__What to work on__
1/ In the biographical extract about the bishop of Chichester, in what year did he become vicar of Brighton?
2/ Carry on the biographical extract about the bishop of Chichester from the point at which it ends.

He received his primary education at a school his father ran in Twickenham, before being sent to Merchant Taylors' School, London. From there he went up in 1792 to Worcester College, Oxford, gaining the degrees of BA in 1796, MA in 1806 and both BD and DD in 1820.

==Career==
Following his father and grandfather into the Church of England, he was ordained priest in 1798 by the Bishop of Salisbury and held various appointments until 1804, when he became vicar of Brighton. A busy fishing port and holiday resort, it was where the Prince of Wales, the future King George IV, spent much time and a friendship began between the two men which lasted for life.

When the Prince became King in 1820, he was able to advance his friend, who was appointed Deputy Clerk of the Closet, Dean and Canon of Hereford and Canon of Salisbury Cathedral and of Chichester Cathedral. Four years later he was consecrated bishop of Chichester, giving up his posts at Brighton and Salisbury. In 1827 he was promoted to Clerk of the Closet and in 1828 was made a canon of St Paul's Cathedral, giving up his posts at Hereford.

In the House of Lords, he was one of the bishops who voted against the Roman Catholic Relief Bill in 1829 and, while not speaking against the measure, opposed it in other ways. During the King's last illness, he was in constant attendance at Windsor Castle and was able to help with two matters on the king's conscience: his estrangement from his brother, the Duke of Sussex, and the possible breach of his coronation oath in allowing Catholic emancipation.

__Page layout parsing data__
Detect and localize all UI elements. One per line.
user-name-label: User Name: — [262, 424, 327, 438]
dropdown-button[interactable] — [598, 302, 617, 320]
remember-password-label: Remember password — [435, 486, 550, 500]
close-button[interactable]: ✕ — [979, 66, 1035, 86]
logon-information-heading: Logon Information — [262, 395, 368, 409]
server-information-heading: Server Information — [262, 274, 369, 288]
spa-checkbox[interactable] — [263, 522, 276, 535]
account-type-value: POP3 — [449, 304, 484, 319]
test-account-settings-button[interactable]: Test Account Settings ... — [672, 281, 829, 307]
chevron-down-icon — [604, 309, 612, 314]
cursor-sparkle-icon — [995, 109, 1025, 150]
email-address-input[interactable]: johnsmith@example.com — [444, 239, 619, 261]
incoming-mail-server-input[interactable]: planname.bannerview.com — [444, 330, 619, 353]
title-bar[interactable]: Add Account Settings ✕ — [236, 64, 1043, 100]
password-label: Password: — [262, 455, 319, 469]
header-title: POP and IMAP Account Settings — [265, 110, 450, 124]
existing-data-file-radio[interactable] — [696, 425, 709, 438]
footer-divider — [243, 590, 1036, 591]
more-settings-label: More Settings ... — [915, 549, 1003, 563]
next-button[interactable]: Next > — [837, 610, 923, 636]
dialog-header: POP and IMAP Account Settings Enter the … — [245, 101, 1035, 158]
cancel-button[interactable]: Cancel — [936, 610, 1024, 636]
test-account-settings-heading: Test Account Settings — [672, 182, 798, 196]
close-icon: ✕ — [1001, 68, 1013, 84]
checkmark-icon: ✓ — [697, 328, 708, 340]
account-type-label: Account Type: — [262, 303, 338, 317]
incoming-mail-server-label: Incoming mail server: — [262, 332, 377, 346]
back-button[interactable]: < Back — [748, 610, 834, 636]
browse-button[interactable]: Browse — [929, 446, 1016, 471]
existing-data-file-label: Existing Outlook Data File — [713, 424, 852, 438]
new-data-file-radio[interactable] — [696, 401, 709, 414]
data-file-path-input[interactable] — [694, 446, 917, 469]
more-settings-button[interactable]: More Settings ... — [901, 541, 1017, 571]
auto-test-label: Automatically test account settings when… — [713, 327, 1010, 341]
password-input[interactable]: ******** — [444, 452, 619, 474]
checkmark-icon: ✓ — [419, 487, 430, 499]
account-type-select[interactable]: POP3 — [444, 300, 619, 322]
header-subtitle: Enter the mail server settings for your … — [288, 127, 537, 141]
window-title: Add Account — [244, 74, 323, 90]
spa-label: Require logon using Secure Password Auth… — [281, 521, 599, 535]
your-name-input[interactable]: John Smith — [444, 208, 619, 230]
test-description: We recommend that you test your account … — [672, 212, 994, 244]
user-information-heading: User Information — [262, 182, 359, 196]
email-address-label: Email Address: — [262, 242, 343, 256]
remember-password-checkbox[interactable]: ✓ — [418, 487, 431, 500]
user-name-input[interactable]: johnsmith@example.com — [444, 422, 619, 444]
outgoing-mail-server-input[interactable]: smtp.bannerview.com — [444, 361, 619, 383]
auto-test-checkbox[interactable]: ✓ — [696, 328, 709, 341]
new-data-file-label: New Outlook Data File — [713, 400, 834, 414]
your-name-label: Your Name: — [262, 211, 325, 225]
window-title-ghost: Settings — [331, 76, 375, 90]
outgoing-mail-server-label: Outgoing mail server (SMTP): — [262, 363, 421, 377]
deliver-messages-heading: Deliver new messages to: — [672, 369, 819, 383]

__Task answers__
1/ 1804

2/
In 1831 the new king, William IV, promoted him to the bishopric of Worcester, in fulfilment, as it was understood at the time, of a promise made by the late king. He then gave up his post at St Paul's, being succeeded by Sydney Smith. When the House of Lords voted on the Reform Bill in 1832 he abstained. After the death of the king in 1837, he was replaced as Clerk of the Closet and had no further influence at court. He was elected a Fellow of the Royal Society in 1831.

He died on 24 April 1841, aged 67, in The Old Palace, Worcester and was buried on 3 May beside his wife in Hartlebury churchyard. His only published works were sermons preached for charitable purposes.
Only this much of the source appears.